Data records >>
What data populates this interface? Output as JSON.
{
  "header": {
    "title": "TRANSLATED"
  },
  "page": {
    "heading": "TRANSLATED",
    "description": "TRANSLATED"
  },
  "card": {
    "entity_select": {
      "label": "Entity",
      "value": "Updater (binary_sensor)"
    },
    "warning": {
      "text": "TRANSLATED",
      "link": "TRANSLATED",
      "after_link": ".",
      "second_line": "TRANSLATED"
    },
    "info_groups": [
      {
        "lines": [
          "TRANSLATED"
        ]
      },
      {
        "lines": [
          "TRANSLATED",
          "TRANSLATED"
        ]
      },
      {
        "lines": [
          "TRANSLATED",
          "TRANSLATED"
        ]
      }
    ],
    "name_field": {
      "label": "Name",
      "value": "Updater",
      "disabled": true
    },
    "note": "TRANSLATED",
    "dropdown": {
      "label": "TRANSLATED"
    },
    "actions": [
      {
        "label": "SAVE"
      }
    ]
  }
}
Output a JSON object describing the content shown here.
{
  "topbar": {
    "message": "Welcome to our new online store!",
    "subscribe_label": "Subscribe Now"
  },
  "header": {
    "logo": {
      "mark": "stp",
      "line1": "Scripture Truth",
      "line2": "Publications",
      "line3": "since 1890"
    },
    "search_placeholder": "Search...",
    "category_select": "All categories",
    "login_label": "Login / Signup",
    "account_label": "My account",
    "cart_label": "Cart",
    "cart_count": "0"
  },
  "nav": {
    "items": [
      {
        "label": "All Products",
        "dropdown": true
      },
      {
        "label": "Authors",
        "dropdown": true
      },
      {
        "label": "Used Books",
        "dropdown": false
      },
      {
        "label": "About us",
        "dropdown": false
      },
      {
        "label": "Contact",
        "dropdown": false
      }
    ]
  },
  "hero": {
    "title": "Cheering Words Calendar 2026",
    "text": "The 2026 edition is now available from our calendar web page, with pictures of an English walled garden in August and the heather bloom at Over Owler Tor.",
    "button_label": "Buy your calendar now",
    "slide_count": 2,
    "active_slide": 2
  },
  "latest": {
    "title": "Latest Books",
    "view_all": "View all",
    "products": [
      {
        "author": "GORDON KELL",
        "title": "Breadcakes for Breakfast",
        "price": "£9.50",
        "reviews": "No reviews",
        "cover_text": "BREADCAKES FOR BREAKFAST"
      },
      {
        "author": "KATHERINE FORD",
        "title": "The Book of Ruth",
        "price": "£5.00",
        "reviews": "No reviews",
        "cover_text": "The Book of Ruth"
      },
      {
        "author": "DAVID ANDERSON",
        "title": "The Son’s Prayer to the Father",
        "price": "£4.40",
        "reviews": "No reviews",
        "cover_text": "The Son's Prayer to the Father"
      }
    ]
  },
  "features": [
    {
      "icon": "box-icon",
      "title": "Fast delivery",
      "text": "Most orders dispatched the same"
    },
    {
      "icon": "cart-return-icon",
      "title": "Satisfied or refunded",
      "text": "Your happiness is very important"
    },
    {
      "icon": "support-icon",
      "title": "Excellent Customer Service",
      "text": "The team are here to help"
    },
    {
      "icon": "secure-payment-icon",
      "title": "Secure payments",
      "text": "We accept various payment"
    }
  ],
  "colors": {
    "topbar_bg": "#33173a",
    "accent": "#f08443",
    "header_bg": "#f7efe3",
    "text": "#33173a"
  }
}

Exercise aim >>
From the records given above, copy all lines containing "icon".

Answer below >>
      "icon": "box-icon",
      "icon": "cart-return-icon",
      "icon": "support-icon",
      "icon": "secure-payment-icon",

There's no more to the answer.